## [SET PROBLEM]
Locate the string "title" in the listing below. Copy every line where it is found.

+---+

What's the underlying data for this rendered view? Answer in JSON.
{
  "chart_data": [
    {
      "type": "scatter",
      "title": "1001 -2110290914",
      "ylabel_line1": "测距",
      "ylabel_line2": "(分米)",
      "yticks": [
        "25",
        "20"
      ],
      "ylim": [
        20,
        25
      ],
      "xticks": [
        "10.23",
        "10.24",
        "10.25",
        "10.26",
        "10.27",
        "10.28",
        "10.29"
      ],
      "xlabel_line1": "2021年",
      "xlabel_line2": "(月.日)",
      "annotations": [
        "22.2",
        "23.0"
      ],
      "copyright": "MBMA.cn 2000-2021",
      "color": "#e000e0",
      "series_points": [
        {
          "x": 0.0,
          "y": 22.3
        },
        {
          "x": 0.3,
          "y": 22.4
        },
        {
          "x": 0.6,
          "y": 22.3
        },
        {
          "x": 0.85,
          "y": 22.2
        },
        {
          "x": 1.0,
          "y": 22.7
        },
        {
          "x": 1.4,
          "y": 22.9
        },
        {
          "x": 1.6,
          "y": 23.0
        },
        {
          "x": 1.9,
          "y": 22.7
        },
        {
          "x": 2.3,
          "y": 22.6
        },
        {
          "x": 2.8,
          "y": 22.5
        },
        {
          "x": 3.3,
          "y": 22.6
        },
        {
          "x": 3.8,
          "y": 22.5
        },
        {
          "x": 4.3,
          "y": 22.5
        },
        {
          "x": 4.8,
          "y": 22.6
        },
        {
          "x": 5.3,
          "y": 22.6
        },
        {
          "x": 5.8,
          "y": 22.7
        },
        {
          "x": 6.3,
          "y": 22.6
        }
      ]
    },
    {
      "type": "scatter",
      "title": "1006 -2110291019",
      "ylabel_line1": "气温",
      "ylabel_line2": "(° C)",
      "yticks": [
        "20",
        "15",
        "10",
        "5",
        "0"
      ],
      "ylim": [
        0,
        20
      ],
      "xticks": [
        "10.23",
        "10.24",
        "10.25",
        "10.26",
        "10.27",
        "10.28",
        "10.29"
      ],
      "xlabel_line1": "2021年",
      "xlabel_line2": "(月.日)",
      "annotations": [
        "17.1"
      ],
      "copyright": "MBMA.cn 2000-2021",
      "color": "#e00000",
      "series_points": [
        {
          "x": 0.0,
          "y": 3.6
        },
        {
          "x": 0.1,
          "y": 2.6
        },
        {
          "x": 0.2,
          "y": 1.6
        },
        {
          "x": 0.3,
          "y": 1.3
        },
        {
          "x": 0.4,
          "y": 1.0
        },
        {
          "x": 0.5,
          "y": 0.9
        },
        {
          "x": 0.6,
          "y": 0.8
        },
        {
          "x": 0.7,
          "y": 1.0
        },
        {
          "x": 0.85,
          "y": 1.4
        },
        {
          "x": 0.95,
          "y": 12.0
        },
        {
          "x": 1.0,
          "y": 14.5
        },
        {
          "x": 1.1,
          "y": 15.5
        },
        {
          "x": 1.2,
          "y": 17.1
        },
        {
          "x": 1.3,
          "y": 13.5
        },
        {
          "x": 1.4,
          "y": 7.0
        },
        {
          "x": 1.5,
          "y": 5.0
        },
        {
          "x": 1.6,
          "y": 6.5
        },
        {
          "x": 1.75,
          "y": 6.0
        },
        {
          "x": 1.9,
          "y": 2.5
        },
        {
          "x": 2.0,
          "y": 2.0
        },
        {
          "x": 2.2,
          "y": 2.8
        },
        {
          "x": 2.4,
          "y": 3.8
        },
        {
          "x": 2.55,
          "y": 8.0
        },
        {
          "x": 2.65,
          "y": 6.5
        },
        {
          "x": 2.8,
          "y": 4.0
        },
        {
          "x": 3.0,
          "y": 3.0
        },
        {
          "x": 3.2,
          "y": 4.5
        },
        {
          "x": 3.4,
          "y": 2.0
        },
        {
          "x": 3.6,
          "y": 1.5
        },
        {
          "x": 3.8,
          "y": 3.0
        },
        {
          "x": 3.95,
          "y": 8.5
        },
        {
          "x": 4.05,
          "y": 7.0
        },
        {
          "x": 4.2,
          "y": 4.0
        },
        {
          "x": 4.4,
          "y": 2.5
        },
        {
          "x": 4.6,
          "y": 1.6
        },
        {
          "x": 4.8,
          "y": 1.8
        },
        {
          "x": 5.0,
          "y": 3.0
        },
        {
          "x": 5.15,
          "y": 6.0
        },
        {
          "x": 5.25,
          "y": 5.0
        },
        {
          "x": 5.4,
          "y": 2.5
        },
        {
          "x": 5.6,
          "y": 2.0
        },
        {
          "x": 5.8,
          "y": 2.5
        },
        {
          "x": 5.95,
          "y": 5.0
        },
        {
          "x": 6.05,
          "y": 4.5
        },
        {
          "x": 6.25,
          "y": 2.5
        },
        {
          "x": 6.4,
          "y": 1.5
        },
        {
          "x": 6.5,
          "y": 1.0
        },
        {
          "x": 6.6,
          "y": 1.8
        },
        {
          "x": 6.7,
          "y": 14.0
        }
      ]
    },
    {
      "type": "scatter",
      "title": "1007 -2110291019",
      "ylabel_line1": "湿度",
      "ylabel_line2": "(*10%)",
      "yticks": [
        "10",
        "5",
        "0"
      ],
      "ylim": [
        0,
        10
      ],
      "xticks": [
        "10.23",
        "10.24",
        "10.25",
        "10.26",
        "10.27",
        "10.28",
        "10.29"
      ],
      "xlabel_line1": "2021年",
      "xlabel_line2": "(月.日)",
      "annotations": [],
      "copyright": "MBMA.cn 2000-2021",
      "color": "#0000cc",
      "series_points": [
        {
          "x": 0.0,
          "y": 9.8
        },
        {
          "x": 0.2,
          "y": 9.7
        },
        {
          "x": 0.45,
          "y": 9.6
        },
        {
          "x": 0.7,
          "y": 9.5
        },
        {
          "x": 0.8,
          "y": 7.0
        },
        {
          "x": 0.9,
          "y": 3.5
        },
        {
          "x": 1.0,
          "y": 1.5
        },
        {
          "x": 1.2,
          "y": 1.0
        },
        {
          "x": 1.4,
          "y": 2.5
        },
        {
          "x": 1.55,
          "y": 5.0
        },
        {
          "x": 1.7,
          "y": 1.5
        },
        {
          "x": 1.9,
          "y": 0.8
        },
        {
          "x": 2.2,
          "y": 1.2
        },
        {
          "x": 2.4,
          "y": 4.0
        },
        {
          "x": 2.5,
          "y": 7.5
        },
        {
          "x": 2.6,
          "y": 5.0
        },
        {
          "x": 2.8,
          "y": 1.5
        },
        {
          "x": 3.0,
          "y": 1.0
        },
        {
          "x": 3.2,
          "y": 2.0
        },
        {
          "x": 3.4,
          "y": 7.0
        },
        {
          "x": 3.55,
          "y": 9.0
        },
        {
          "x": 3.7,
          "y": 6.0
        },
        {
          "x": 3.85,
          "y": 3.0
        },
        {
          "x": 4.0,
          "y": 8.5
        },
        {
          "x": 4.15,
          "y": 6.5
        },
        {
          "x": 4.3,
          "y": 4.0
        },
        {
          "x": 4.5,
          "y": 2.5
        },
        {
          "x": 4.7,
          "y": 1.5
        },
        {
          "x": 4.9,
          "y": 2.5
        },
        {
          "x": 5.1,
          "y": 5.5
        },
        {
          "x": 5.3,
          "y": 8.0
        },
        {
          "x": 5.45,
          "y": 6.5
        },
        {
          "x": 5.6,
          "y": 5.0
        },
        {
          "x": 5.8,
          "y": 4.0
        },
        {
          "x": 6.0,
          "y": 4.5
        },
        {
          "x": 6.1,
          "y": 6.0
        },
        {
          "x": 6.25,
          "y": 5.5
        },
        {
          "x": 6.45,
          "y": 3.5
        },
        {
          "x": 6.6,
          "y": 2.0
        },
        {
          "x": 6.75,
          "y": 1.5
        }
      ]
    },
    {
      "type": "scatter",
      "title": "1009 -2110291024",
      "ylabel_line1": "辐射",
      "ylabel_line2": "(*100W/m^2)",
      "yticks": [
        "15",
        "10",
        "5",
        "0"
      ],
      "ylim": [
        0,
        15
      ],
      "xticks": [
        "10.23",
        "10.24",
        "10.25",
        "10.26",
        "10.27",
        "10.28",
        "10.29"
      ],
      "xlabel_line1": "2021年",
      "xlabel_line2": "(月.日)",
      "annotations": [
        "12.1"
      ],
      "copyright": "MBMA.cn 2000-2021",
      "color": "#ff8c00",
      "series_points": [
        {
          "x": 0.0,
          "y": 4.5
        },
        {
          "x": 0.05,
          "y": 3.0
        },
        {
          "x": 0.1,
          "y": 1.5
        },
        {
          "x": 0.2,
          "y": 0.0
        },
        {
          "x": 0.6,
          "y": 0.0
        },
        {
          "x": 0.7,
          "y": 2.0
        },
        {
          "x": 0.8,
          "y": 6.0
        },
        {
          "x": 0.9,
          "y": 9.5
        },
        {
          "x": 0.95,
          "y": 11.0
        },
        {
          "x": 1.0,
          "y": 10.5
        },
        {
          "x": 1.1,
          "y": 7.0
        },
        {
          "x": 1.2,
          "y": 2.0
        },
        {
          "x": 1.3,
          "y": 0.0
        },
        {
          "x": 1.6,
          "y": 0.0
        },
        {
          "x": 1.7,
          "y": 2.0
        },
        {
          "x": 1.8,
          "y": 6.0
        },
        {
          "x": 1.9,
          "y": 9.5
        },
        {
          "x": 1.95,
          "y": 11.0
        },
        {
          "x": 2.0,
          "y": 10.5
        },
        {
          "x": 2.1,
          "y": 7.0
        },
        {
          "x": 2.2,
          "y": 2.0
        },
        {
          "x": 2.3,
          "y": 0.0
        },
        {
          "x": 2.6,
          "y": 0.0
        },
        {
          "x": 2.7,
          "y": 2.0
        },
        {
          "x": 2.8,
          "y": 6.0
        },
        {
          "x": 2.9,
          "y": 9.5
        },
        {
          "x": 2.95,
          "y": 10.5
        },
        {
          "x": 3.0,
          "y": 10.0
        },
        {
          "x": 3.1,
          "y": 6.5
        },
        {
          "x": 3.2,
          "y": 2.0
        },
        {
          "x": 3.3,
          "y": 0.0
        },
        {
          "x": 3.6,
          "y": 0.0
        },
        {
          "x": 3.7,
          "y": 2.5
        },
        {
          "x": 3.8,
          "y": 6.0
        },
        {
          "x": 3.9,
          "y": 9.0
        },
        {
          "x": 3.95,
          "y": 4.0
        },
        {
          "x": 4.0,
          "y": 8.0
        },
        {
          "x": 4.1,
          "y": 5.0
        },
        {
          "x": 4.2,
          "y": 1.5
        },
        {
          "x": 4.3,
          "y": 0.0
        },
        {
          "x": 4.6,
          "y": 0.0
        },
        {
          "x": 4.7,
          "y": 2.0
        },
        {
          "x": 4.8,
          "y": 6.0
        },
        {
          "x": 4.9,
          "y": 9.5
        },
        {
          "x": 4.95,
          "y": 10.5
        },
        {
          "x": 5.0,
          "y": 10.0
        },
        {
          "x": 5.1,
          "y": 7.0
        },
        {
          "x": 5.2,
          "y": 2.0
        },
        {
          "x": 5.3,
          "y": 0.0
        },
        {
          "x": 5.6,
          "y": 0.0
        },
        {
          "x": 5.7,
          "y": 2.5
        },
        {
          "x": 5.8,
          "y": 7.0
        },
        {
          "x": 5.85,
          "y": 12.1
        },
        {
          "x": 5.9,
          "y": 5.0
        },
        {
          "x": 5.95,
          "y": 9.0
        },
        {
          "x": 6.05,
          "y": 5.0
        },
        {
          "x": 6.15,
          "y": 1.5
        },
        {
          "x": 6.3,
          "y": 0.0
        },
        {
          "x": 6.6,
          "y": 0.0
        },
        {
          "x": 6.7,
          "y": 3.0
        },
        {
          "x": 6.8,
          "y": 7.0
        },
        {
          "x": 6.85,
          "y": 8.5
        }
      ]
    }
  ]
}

+---+

## [COMPLETE ANSWER]
      "title": "1001 -2110290914",
      "title": "1006 -2110291019",
      "title": "1007 -2110291019",
      "title": "1009 -2110291024",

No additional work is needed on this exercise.